The task: Extract all lines containing "this".

Record excerpts:
--- --- ---

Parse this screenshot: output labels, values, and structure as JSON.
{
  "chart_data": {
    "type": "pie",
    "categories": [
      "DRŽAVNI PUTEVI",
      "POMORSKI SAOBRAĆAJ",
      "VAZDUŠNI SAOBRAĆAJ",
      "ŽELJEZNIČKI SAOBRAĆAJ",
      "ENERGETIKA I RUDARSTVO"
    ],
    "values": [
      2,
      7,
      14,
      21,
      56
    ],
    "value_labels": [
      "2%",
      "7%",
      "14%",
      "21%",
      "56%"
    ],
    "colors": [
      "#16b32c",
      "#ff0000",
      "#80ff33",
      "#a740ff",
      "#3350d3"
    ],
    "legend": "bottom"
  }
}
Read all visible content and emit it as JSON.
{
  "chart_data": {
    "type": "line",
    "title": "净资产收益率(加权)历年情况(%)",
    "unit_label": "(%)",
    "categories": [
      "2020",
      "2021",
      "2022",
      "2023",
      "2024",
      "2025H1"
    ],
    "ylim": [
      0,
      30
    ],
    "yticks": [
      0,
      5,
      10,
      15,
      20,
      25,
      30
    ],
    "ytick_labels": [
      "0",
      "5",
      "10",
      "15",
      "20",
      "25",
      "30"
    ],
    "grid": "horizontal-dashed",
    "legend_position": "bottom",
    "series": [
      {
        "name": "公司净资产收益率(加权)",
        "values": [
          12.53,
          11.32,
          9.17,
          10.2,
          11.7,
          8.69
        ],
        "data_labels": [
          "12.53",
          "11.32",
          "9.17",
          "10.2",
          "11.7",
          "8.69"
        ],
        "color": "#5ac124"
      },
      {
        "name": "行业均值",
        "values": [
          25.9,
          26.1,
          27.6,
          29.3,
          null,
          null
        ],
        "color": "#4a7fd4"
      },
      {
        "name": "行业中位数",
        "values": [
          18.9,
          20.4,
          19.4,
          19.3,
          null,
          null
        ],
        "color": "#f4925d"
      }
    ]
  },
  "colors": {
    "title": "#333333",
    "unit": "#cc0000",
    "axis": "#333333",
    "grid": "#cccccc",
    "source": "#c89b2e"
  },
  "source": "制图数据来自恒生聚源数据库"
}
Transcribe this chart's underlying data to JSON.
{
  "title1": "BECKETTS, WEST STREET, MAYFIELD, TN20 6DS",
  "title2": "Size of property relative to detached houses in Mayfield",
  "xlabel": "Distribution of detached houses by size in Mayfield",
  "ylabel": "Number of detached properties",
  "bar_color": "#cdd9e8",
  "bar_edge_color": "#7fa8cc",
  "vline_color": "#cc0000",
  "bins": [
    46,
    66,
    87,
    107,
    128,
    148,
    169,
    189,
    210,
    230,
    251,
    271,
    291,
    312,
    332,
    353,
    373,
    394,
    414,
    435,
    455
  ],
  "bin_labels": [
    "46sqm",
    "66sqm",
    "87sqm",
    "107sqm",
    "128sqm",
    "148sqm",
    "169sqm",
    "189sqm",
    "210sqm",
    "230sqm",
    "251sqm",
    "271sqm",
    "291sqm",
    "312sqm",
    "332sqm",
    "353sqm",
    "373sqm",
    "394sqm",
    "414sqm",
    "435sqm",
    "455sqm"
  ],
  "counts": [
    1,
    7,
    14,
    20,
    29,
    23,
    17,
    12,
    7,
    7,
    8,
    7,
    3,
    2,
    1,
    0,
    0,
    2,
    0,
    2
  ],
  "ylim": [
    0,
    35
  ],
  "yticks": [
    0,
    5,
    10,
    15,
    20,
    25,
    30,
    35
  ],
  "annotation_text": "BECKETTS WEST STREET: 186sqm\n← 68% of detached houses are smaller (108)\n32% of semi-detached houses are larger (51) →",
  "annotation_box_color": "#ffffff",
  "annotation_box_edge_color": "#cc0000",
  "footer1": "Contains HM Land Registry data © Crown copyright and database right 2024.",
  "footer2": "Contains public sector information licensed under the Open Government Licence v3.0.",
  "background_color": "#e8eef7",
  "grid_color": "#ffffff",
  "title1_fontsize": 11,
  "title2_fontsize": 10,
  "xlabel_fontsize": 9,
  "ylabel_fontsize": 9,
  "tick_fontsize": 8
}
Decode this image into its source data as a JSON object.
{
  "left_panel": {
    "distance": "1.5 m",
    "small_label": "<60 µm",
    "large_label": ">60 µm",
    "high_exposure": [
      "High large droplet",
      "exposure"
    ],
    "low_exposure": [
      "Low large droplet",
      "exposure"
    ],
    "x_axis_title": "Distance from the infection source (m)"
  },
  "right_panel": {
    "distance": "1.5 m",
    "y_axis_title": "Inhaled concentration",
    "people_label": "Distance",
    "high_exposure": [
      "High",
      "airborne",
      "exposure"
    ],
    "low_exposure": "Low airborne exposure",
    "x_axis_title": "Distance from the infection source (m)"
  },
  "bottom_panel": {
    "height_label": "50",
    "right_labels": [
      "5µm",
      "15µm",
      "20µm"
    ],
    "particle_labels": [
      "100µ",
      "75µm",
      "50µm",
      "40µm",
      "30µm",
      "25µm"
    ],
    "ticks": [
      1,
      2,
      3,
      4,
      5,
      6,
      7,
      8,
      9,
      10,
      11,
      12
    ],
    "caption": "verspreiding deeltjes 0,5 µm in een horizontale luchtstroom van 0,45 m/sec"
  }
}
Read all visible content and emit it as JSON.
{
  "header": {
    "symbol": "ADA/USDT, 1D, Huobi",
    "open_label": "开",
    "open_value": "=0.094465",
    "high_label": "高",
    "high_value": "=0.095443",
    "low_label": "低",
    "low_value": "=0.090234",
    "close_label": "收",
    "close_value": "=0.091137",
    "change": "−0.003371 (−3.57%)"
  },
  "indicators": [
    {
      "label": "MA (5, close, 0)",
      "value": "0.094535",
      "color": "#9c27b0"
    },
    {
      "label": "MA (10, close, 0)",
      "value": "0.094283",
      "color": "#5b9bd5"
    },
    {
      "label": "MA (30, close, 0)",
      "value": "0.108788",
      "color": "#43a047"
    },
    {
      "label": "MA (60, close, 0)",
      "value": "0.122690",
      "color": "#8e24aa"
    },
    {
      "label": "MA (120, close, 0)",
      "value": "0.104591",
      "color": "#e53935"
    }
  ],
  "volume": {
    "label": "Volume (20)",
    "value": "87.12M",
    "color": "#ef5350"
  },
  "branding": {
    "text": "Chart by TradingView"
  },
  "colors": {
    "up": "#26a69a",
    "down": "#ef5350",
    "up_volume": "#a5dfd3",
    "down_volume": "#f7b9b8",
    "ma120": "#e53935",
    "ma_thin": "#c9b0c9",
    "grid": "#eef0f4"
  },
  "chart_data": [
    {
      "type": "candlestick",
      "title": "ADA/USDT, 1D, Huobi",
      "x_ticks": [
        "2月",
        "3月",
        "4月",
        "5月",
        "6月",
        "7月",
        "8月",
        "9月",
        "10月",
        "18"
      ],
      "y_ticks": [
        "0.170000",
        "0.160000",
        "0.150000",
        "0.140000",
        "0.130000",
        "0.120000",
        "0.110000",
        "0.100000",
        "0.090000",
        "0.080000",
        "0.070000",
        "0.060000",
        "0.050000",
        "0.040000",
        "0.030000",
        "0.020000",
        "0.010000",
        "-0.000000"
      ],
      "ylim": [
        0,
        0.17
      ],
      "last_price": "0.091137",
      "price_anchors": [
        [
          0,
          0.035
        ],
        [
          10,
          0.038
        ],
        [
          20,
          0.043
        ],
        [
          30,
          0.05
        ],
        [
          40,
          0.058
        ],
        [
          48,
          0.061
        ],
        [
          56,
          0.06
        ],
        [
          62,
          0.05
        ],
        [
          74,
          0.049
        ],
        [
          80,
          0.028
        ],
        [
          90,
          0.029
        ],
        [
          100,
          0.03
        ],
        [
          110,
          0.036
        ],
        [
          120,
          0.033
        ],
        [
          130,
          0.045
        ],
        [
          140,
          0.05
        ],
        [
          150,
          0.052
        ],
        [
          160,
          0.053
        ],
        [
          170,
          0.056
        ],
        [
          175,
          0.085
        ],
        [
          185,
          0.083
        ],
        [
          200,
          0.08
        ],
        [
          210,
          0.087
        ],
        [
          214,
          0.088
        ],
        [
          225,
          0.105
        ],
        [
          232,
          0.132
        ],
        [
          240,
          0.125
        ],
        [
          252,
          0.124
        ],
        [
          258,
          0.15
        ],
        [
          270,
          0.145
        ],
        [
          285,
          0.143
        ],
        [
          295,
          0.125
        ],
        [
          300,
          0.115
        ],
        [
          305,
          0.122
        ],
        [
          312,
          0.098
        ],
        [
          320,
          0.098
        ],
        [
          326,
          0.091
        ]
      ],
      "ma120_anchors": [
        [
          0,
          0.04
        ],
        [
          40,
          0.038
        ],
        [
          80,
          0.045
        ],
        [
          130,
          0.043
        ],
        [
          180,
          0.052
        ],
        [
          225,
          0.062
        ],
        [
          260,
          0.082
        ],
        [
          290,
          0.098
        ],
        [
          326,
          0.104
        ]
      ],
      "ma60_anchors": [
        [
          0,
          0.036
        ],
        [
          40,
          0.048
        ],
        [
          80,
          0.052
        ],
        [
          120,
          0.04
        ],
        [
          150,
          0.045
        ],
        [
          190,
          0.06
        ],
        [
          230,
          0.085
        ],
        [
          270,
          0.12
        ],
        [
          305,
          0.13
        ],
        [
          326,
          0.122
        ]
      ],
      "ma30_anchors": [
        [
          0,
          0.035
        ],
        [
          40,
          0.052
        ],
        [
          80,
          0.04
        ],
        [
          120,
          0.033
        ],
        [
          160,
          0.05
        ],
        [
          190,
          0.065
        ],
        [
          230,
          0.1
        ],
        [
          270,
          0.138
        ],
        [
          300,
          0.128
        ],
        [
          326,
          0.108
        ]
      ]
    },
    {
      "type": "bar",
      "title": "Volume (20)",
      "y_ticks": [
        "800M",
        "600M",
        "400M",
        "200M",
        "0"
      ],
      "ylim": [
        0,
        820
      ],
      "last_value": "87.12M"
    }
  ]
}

--- --- ---

Answer in full:
Parse this screenshot: output labels, values, and structure as JSON.
Transcribe this chart's underlying data to JSON.
Decode this image into its source data as a JSON object.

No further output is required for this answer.